All Magic Comes with a Price

Glancing at The Daily Post’s Weekly Writing Challenge: Power of Names, I was struck by an amusing coincidence.

The mention of Rumpelstiltskin.

I’ve been watching back-to-back episodes of the first season of the TV series Once Upon A Time, and last night, after having viewed the season finale… it left me contemplating the themes and ideas which it touched upon and played with intelligent imagination.


As a child I loved fairytales…

Fairytales, fables and folklore help children learn about right and wrong, values, morals, and things like that in a way which works with their minds, minds which are open to learning, absorbing everything and trying to make sense of it, filled with imagination, minds which are different from an adult’s mind in so many ways.

…some fairytales more than others. The ones which I did not like, my dislike came from feeling that somehow an injustice had occurred, that the happily ever after was flawed and not in a way which sat right with me.

## Stated task a
From the listing, output as a numbered list the lines from the line with "wordmark-underline (210, 76, 262, 78)" up to and including the line with "table-row (43, 442, 315, 491)", leaving out any blank lines.

## Task data
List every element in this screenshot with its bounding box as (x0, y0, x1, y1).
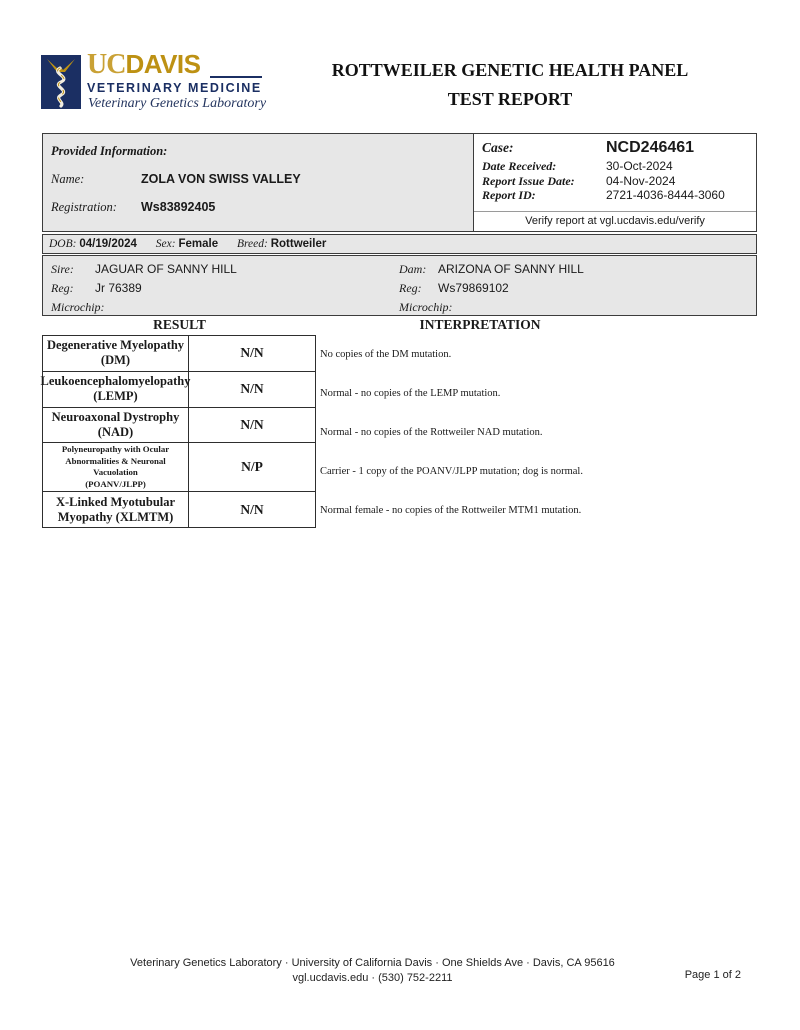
wordmark-underline (210, 76, 262, 78)
registration-row (51, 200, 465, 215)
dam-reg-row (399, 280, 584, 299)
page-title (280, 56, 740, 114)
test-result-poanv: N/P (241, 459, 263, 475)
page-title-line2: TEST REPORT (447, 89, 573, 109)
ucdavis-wordmark (87, 51, 200, 82)
report-id-row (482, 188, 748, 203)
footer-address (0, 956, 745, 986)
case-rows (474, 134, 756, 211)
table-row (43, 442, 315, 491)
report-id-value: 2721-4036-8444-3060 (606, 188, 725, 202)
interpretation-poanv: Carrier - 1 copy of the POANV/JLPP mutation; dog is normal. (320, 466, 583, 477)
results-table (42, 335, 316, 528)
sire-name: JAGUAR OF SANNY HILL (95, 262, 237, 276)
case-panel (473, 134, 756, 231)
sire-column (51, 261, 237, 318)
date-received-value: 30-Oct-2024 (606, 159, 673, 173)
sire-reg-row (51, 280, 237, 299)
test-result-lemp: N/N (240, 381, 264, 397)
test-name-xlmtm: X-Linked Myotubular Myopathy (XLMTM) (43, 492, 189, 527)
sex-value: Female (178, 238, 219, 250)
breed-value: Rottweiler (270, 238, 327, 250)
top-info-box (42, 133, 757, 232)
dam-label: Dam: (399, 262, 427, 276)
interpretation-lemp: Normal - no copies of the LEMP mutation. (320, 388, 501, 399)
parents-box (42, 255, 757, 316)
veterinary-genetics-laboratory-label: Veterinary Genetics Laboratory (88, 96, 267, 111)
dam-microchip-row (399, 299, 584, 318)
interpretation-dm: No copies of the DM mutation. (320, 349, 452, 360)
interpretation-nad: Normal - no copies of the Rottweiler NAD mutation. (320, 427, 543, 438)
test-result-xlmtm: N/N (240, 501, 264, 517)
dam-reg-value: Ws79869102 (438, 281, 509, 295)
table-row (43, 491, 315, 527)
footer-line1: Veterinary Genetics Laboratory · University of California Davis · One Shields Ave · Davis, CA 95616 (130, 957, 615, 969)
report-issue-date-value: 04-Nov-2024 (606, 173, 676, 188)
sire-reg-label: Reg: (51, 281, 74, 295)
footer-line2: vgl.ucdavis.edu · (530) 752-2211 (292, 972, 453, 984)
dam-column (399, 261, 584, 318)
name-value: ZOLA VON SWISS VALLEY (141, 172, 301, 186)
case-label: Case: (482, 140, 514, 155)
sire-reg-value: Jr 76389 (95, 281, 142, 295)
test-name-dm: Degenerative Myelopathy (DM) (43, 336, 189, 371)
registration-label: Registration: (51, 200, 117, 214)
name-row (51, 172, 465, 187)
dam-microchip-label: Microchip: (399, 300, 453, 314)
page-title-line1: ROTTWEILER GENETIC HEALTH PANEL (331, 60, 689, 80)
veterinary-medicine-label: VETERINARY MEDICINE (87, 81, 262, 95)
table-row (40, 371, 315, 407)
wordmark-uc: UC (87, 49, 126, 80)
sire-microchip-row (51, 299, 237, 318)
sire-microchip-label: Microchip: (51, 300, 105, 314)
name-label: Name: (51, 172, 85, 186)
caduceus-icon (41, 55, 81, 109)
sire-name-row (51, 261, 237, 280)
provided-information-heading: Provided Information: (51, 144, 168, 158)
interpretation-xlmtm: Normal female - no copies of the Rottweiler MTM1 mutation. (320, 505, 582, 516)
case-row (482, 139, 748, 157)
result-column-header: RESULT (153, 317, 206, 332)
table-row (43, 407, 315, 443)
report-issue-date-label: Report Issue Date: (482, 173, 575, 188)
sire-label: Sire: (51, 262, 74, 276)
date-received-row (482, 159, 748, 174)
dam-name: ARIZONA OF SANNY HILL (438, 262, 584, 276)
dam-reg-label: Reg: (399, 281, 422, 295)
verify-report-note: Verify report at vgl.ucdavis.edu/verify (474, 211, 756, 231)
case-number: NCD246461 (606, 139, 695, 156)
page-number: Page 1 of 2 (684, 969, 741, 981)
test-result-dm: N/N (240, 345, 264, 361)
table-row (43, 336, 315, 371)
breed-label: Breed: (236, 238, 268, 250)
report-issue-date-row (482, 174, 748, 189)
dob-sex-breed-row (42, 234, 757, 254)
test-name-nad: Neuroaxonal Dystrophy (NAD) (43, 408, 189, 443)
sex-label: Sex: (155, 238, 176, 250)
report-id-label: Report ID: (482, 188, 536, 202)
dam-name-row (399, 261, 584, 280)
test-name-lemp: Leukoencephalomyelopathy (LEMP) (43, 372, 189, 407)
interpretation-column-header: INTERPRETATION (419, 317, 541, 332)
interpretation-column (320, 335, 758, 530)
test-result-nad: N/N (240, 417, 264, 433)
provided-information-panel (43, 134, 473, 231)
dob-label: DOB: (49, 238, 77, 250)
date-received-label: Date Received: (482, 159, 557, 173)
test-name-poanv: Polyneuropathy with Ocular Abnormalities & Neuronal Vacuolation (POANV/JLPP) (43, 443, 189, 491)
dob-value: 04/19/2024 (79, 238, 137, 250)
registration-value: Ws83892405 (141, 200, 216, 214)
wordmark-davis: DAVIS (125, 49, 201, 79)
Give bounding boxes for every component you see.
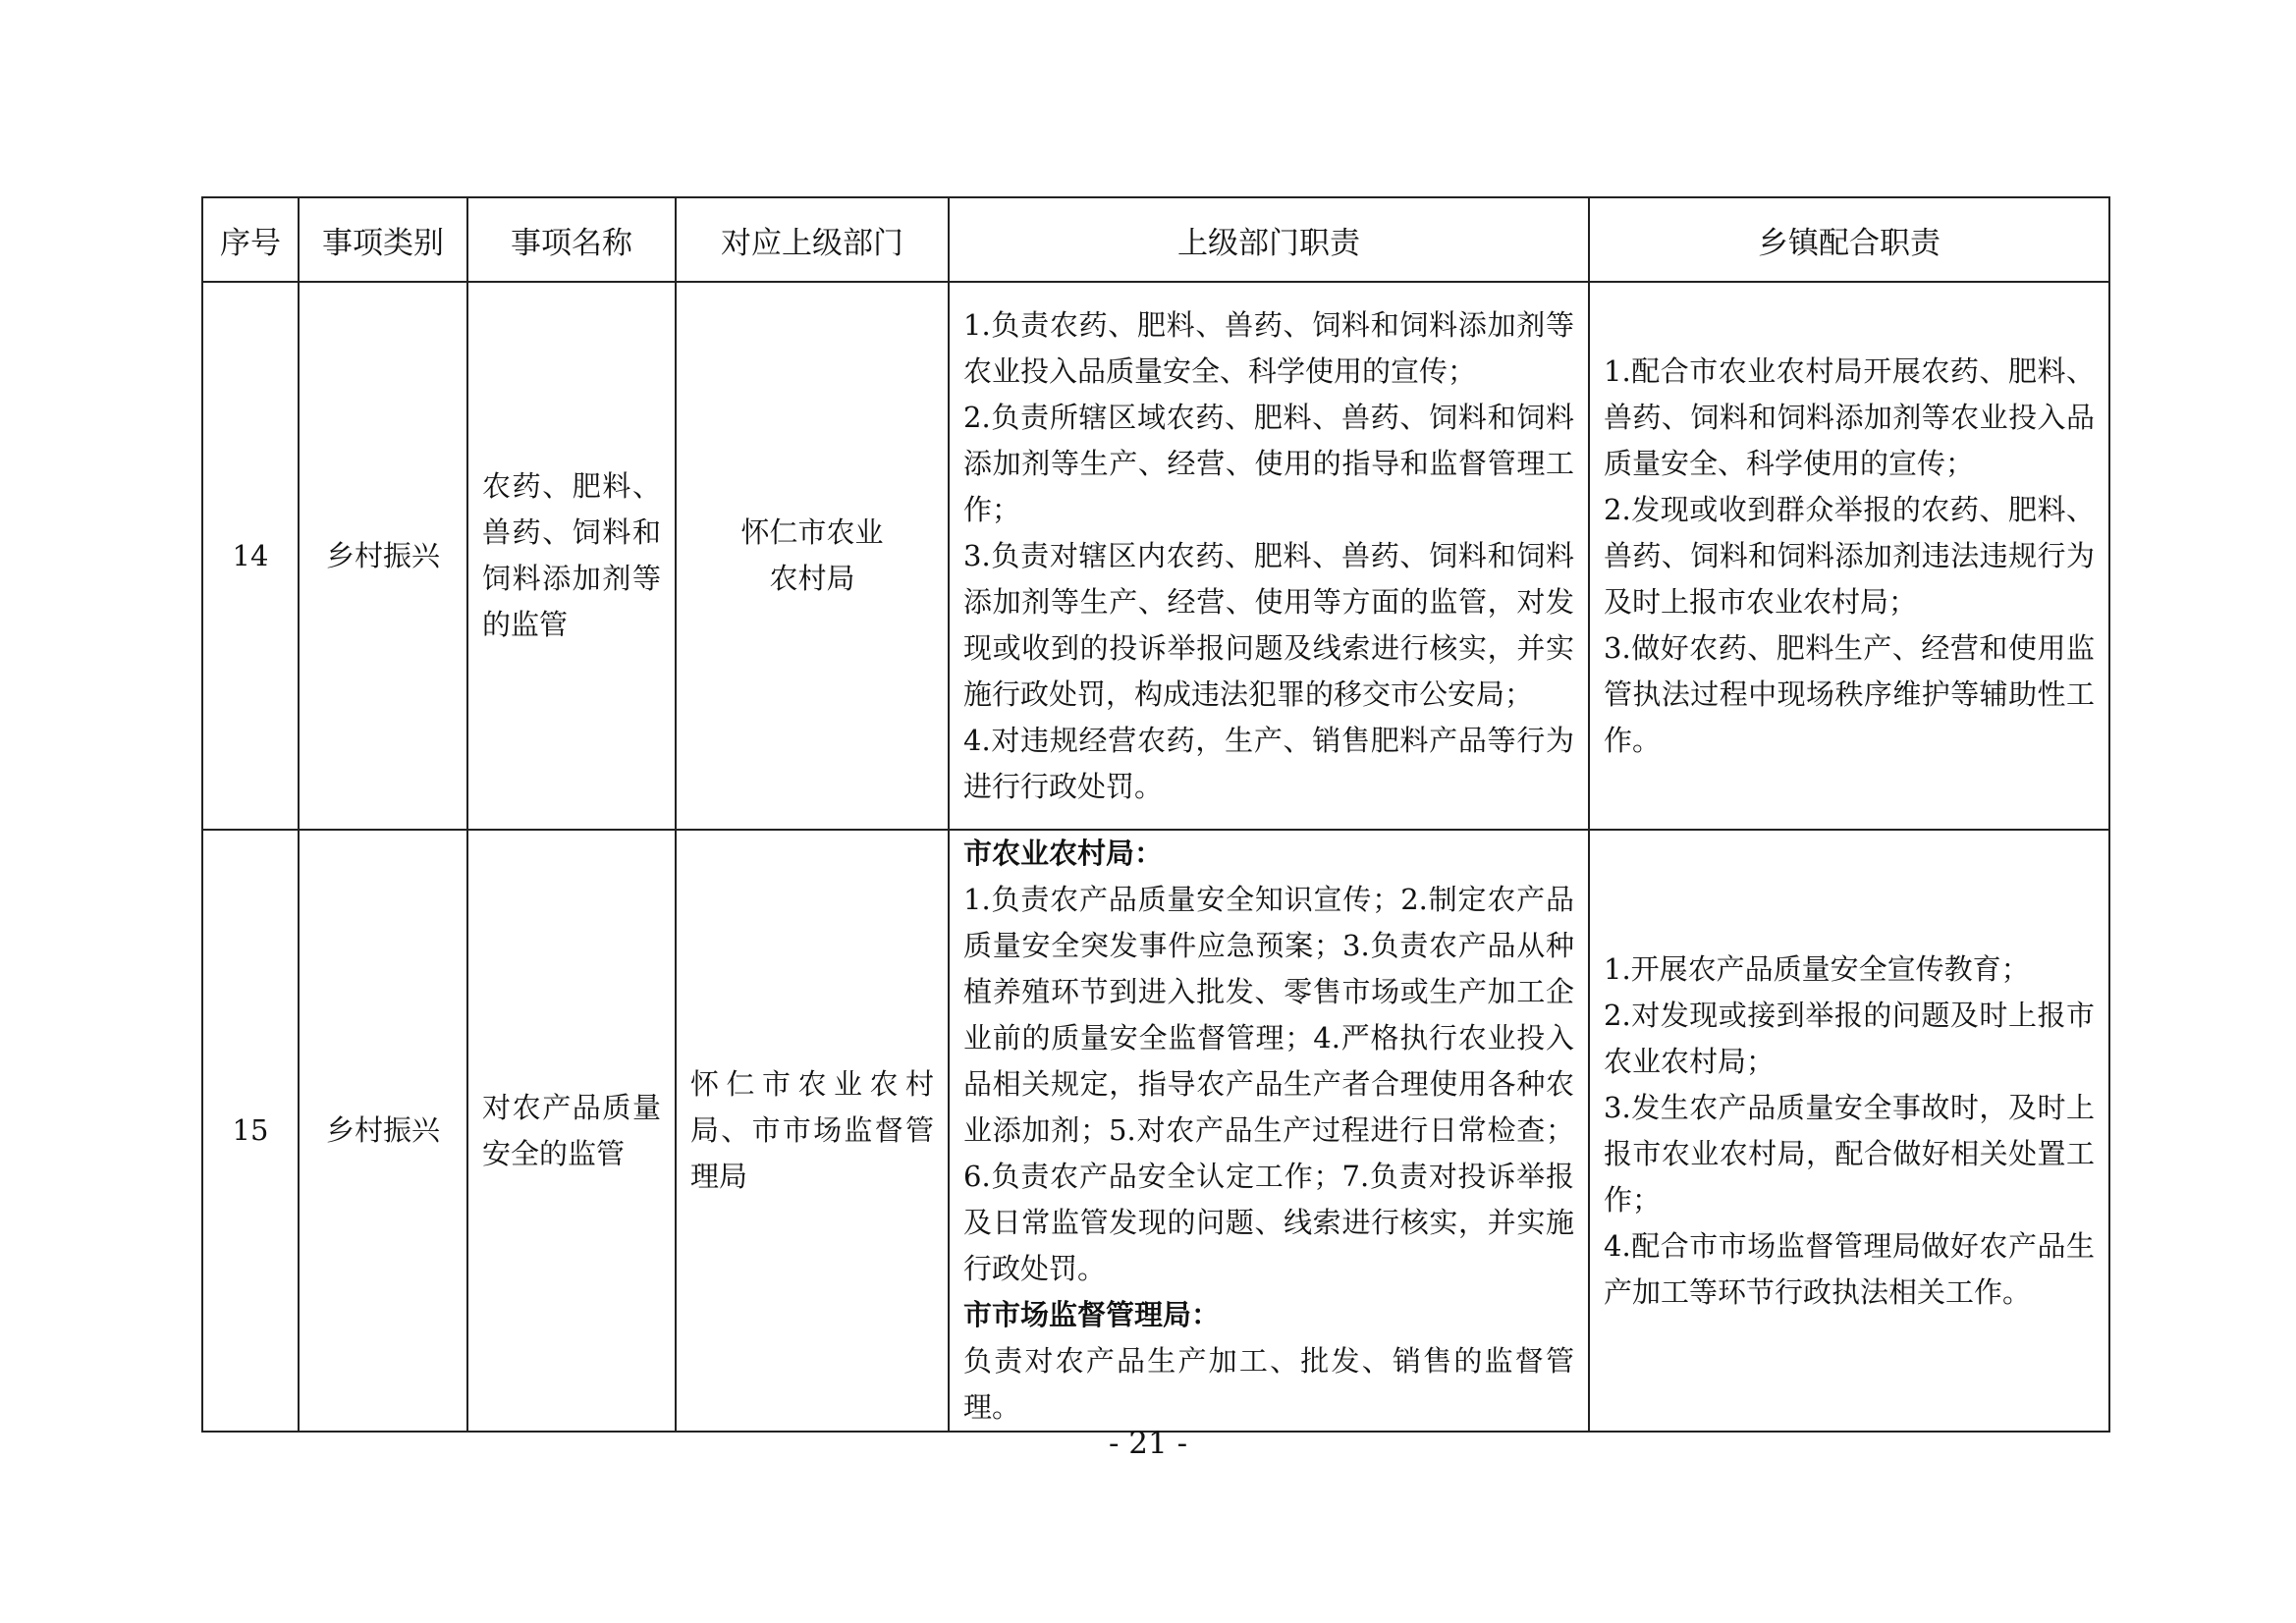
header-no: 序号 <box>202 197 299 282</box>
duty-item: 4.对违规经营农药，生产、销售肥料产品等行为进行行政处罚。 <box>963 723 1574 803</box>
cell-item-name: 对农产品质量安全的监管 <box>467 830 676 1432</box>
cell-no: 15 <box>202 830 299 1432</box>
header-item-name: 事项名称 <box>467 197 676 282</box>
cell-item-name: 农药、肥料、兽药、饲料和饲料添加剂等的监管 <box>467 282 676 830</box>
table-header-row <box>202 197 2109 282</box>
header-category: 事项类别 <box>299 197 467 282</box>
cell-department: 怀仁市农业农村局 <box>676 282 949 830</box>
duty-item: 1.配合市农业农村局开展农药、肥料、兽药、饲料和饲料添加剂等农业投入品质量安全、科学使用的宣传； <box>1604 353 2095 480</box>
duty-item: 1.开展农产品质量安全宣传教育； <box>1604 951 2030 986</box>
duty-item: 3.发生农产品质量安全事故时，及时上报市农业农村局，配合做好相关处置工作； <box>1604 1090 2095 1217</box>
agency-heading: 市农业农村局： <box>963 837 1164 870</box>
duty-item: 4.配合市市场监督管理局做好农产品生产加工等环节行政执法相关工作。 <box>1604 1228 2095 1309</box>
duty-text: 1.负责农产品质量安全知识宣传；2.制定农产品质量安全突发事件应急预案；3.负责农产品从种植养殖环节到进入批发、零售市场或生产加工企业前的质量安全监督管理；4.严格执行农业投入品相关规定，指导农产品生产者合理使用各种农业添加剂；5.对农产品生产过程进行日常检查；6.负责农产品安全认定工作；7.负责对投诉举报及日常监管发现的问题、线索进行核实，并实施行政处罚。 <box>963 883 1574 1285</box>
agency-heading: 市市场监督管理局： <box>963 1298 1221 1331</box>
cell-department: 怀仁市农业农村局、市市场监督管理局 <box>676 830 949 1432</box>
header-department: 对应上级部门 <box>676 197 949 282</box>
header-township-duties: 乡镇配合职责 <box>1589 197 2109 282</box>
duty-item: 2.负责所辖区域农药、肥料、兽药、饲料和饲料添加剂等生产、经营、使用的指导和监督管理工作； <box>963 400 1574 526</box>
page-number: - 21 - <box>1108 1426 1188 1461</box>
duty-text: 负责对农产品生产加工、批发、销售的监督管理。 <box>963 1344 1574 1424</box>
cell-no: 14 <box>202 282 299 830</box>
duty-item: 1.负责农药、肥料、兽药、饲料和饲料添加剂等农业投入品质量安全、科学使用的宣传； <box>963 307 1574 388</box>
table-row <box>202 830 2109 1432</box>
responsibility-table <box>201 196 2110 1433</box>
duty-item: 3.做好农药、肥料生产、经营和使用监管执法过程中现场秩序维护等辅助性工作。 <box>1604 630 2095 757</box>
cell-township-duties <box>1589 282 2109 830</box>
header-superior-duties: 上级部门职责 <box>949 197 1589 282</box>
duty-item: 3.负责对辖区内农药、肥料、兽药、饲料和饲料添加剂等生产、经营、使用等方面的监管，对发现或收到的投诉举报问题及线索进行核实，并实施行政处罚，构成违法犯罪的移交市公安局； <box>963 538 1574 711</box>
duty-item: 2.对发现或接到举报的问题及时上报市农业农村局； <box>1604 998 2095 1078</box>
duty-item: 2.发现或收到群众举报的农药、肥料、兽药、饲料和饲料添加剂违法违规行为及时上报市农业农村局； <box>1604 492 2095 619</box>
cell-category: 乡村振兴 <box>299 830 467 1432</box>
cell-superior-duties <box>949 830 1589 1432</box>
cell-category: 乡村振兴 <box>299 282 467 830</box>
table-row <box>202 282 2109 830</box>
cell-township-duties <box>1589 830 2109 1432</box>
cell-superior-duties <box>949 282 1589 830</box>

## Stated task b
Answer these questions on the fairytales post, one per line:
(i) Which TV series had the writer been watching episodes of?
(ii) Which writing challenge on The Daily Post is mentioned?
(iii) Where did the writer's dislike of some fairytales come from?

## Complete answer a
1. wordmark-underline (210, 76, 262, 78)
2. registration-row (51, 200, 465, 215)
3. dam-reg-row (399, 280, 584, 299)
4. page-title (280, 56, 740, 114)
5. test-result-poanv: N/P (241, 459, 263, 475)
6. page-title-line2: TEST REPORT (447, 89, 573, 109)
7. ucdavis-wordmark (87, 51, 200, 82)
8. report-id-row (482, 188, 748, 203)
9. footer-address (0, 956, 745, 986)
10. case-rows (474, 134, 756, 211)
11. table-row (43, 442, 315, 491)

## Complete answer b
(i) Once Upon A Time
(ii) The Weekly Writing Challenge: Power of Names
(iii) From feeling that somehow an injustice had occurred, and that the happily ever after was flawed in a way that did not sit right with the writer